__Input records__
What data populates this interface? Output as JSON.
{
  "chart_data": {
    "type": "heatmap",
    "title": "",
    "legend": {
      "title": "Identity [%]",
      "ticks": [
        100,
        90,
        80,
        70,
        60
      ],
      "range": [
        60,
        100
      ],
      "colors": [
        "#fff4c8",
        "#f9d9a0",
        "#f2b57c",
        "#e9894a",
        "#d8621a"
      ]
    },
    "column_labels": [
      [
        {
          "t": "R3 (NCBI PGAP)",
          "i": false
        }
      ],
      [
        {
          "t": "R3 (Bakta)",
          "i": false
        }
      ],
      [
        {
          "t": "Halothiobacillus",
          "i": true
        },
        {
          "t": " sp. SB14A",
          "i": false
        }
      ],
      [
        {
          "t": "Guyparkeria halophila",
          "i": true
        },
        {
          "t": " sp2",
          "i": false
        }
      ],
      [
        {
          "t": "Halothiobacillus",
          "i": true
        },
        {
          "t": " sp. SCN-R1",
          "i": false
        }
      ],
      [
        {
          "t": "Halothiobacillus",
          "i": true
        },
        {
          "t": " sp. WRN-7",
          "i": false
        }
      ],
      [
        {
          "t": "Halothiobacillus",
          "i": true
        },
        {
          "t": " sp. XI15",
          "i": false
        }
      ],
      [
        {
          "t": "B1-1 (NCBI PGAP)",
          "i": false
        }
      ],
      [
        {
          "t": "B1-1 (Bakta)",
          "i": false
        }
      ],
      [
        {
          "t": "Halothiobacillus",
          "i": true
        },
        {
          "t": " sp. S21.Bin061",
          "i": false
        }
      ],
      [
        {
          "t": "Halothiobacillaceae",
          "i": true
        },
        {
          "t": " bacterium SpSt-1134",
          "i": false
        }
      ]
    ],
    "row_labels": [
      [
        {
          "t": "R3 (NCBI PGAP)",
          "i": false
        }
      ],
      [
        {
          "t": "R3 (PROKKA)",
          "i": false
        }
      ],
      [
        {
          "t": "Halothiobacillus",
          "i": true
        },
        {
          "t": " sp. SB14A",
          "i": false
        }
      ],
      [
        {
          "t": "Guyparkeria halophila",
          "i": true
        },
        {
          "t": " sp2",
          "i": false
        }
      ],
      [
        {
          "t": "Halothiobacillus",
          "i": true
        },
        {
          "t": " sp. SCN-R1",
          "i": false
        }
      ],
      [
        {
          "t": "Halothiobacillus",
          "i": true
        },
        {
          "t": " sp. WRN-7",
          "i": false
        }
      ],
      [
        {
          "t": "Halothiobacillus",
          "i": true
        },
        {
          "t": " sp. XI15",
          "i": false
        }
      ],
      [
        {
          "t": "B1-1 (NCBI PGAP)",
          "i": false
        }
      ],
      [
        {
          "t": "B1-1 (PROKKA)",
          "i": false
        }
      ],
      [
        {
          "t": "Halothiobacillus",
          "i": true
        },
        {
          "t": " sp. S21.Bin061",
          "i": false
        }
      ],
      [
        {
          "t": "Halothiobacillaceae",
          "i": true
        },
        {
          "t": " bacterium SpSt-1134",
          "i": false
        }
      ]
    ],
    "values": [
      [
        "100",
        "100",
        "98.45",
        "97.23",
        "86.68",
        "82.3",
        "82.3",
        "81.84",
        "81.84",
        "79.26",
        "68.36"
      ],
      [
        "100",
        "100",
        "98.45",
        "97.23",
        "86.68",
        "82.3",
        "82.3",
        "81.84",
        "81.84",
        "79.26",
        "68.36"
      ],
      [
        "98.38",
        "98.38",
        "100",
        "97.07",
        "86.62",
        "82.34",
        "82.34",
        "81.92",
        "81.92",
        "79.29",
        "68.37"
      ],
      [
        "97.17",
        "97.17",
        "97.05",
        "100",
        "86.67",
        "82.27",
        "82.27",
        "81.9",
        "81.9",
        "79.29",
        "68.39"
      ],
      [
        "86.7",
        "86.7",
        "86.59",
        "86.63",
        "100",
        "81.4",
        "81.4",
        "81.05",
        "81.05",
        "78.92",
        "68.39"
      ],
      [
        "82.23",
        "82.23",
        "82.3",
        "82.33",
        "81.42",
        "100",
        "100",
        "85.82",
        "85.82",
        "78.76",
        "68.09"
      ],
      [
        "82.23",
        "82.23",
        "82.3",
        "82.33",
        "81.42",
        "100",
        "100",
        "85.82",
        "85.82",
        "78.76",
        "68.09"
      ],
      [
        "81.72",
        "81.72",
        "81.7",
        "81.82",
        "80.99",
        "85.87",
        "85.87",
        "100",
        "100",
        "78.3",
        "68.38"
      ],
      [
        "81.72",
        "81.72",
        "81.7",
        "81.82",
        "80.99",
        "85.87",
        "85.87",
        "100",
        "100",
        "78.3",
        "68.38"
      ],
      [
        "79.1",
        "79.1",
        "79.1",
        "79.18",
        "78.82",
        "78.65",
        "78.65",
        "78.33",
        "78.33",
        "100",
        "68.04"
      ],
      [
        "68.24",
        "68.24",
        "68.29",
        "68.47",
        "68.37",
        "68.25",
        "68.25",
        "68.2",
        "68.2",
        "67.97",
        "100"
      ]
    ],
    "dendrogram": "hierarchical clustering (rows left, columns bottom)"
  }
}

__About this exercise__
Would you set down all the lines above, exactly and in full?

__Task response__
What data populates this interface? Output as JSON.
{
  "chart_data": {
    "type": "heatmap",
    "title": "",
    "legend": {
      "title": "Identity [%]",
      "ticks": [
        100,
        90,
        80,
        70,
        60
      ],
      "range": [
        60,
        100
      ],
      "colors": [
        "#fff4c8",
        "#f9d9a0",
        "#f2b57c",
        "#e9894a",
        "#d8621a"
      ]
    },
    "column_labels": [
      [
        {
          "t": "R3 (NCBI PGAP)",
          "i": false
        }
      ],
      [
        {
          "t": "R3 (Bakta)",
          "i": false
        }
      ],
      [
        {
          "t": "Halothiobacillus",
          "i": true
        },
        {
          "t": " sp. SB14A",
          "i": false
        }
      ],
      [
        {
          "t": "Guyparkeria halophila",
          "i": true
        },
        {
          "t": " sp2",
          "i": false
        }
      ],
      [
        {
          "t": "Halothiobacillus",
          "i": true
        },
        {
          "t": " sp. SCN-R1",
          "i": false
        }
      ],
      [
        {
          "t": "Halothiobacillus",
          "i": true
        },
        {
          "t": " sp. WRN-7",
          "i": false
        }
      ],
      [
        {
          "t": "Halothiobacillus",
          "i": true
        },
        {
          "t": " sp. XI15",
          "i": false
        }
      ],
      [
        {
          "t": "B1-1 (NCBI PGAP)",
          "i": false
        }
      ],
      [
        {
          "t": "B1-1 (Bakta)",
          "i": false
        }
      ],
      [
        {
          "t": "Halothiobacillus",
          "i": true
        },
        {
          "t": " sp. S21.Bin061",
          "i": false
        }
      ],
      [
        {
          "t": "Halothiobacillaceae",
          "i": true
        },
        {
          "t": " bacterium SpSt-1134",
          "i": false
        }
      ]
    ],
    "row_labels": [
      [
        {
          "t": "R3 (NCBI PGAP)",
          "i": false
        }
      ],
      [
        {
          "t": "R3 (PROKKA)",
          "i": false
        }
      ],
      [
        {
          "t": "Halothiobacillus",
          "i": true
        },
        {
          "t": " sp. SB14A",
          "i": false
        }
      ],
      [
        {
          "t": "Guyparkeria halophila",
          "i": true
        },
        {
          "t": " sp2",
          "i": false
        }
      ],
      [
        {
          "t": "Halothiobacillus",
          "i": true
        },
        {
          "t": " sp. SCN-R1",
          "i": false
        }
      ],
      [
        {
          "t": "Halothiobacillus",
          "i": true
        },
        {
          "t": " sp. WRN-7",
          "i": false
        }
      ],
      [
        {
          "t": "Halothiobacillus",
          "i": true
        },
        {
          "t": " sp. XI15",
          "i": false
        }
      ],
      [
        {
          "t": "B1-1 (NCBI PGAP)",
          "i": false
        }
      ],
      [
        {
          "t": "B1-1 (PROKKA)",
          "i": false
        }
      ],
      [
        {
          "t": "Halothiobacillus",
          "i": true
        },
        {
          "t": " sp. S21.Bin061",
          "i": false
        }
      ],
      [
        {
          "t": "Halothiobacillaceae",
          "i": true
        },
        {
          "t": " bacterium SpSt-1134",
          "i": false
        }
      ]
    ],
    "values": [
      [
        "100",
        "100",
        "98.45",
        "97.23",
        "86.68",
        "82.3",
        "82.3",
        "81.84",
        "81.84",
        "79.26",
        "68.36"
      ],
      [
        "100",
        "100",
        "98.45",
        "97.23",
        "86.68",
        "82.3",
        "82.3",
        "81.84",
        "81.84",
        "79.26",
        "68.36"
      ],
      [
        "98.38",
        "98.38",
        "100",
        "97.07",
        "86.62",
        "82.34",
        "82.34",
        "81.92",
        "81.92",
        "79.29",
        "68.37"
      ],
      [
        "97.17",
        "97.17",
        "97.05",
        "100",
        "86.67",
        "82.27",
        "82.27",
        "81.9",
        "81.9",
        "79.29",
        "68.39"
      ],
      [
        "86.7",
        "86.7",
        "86.59",
        "86.63",
        "100",
        "81.4",
        "81.4",
        "81.05",
        "81.05",
        "78.92",
        "68.39"
      ],
      [
        "82.23",
        "82.23",
        "82.3",
        "82.33",
        "81.42",
        "100",
        "100",
        "85.82",
        "85.82",
        "78.76",
        "68.09"
      ],
      [
        "82.23",
        "82.23",
        "82.3",
        "82.33",
        "81.42",
        "100",
        "100",
        "85.82",
        "85.82",
        "78.76",
        "68.09"
      ],
      [
        "81.72",
        "81.72",
        "81.7",
        "81.82",
        "80.99",
        "85.87",
        "85.87",
        "100",
        "100",
        "78.3",
        "68.38"
      ],
      [
        "81.72",
        "81.72",
        "81.7",
        "81.82",
        "80.99",
        "85.87",
        "85.87",
        "100",
        "100",
        "78.3",
        "68.38"
      ],
      [
        "79.1",
        "79.1",
        "79.1",
        "79.18",
        "78.82",
        "78.65",
        "78.65",
        "78.33",
        "78.33",
        "100",
        "68.04"
      ],
      [
        "68.24",
        "68.24",
        "68.29",
        "68.47",
        "68.37",
        "68.25",
        "68.25",
        "68.2",
        "68.2",
        "67.97",
        "100"
      ]
    ],
    "dendrogram": "hierarchical clustering (rows left, columns bottom)"
  }
}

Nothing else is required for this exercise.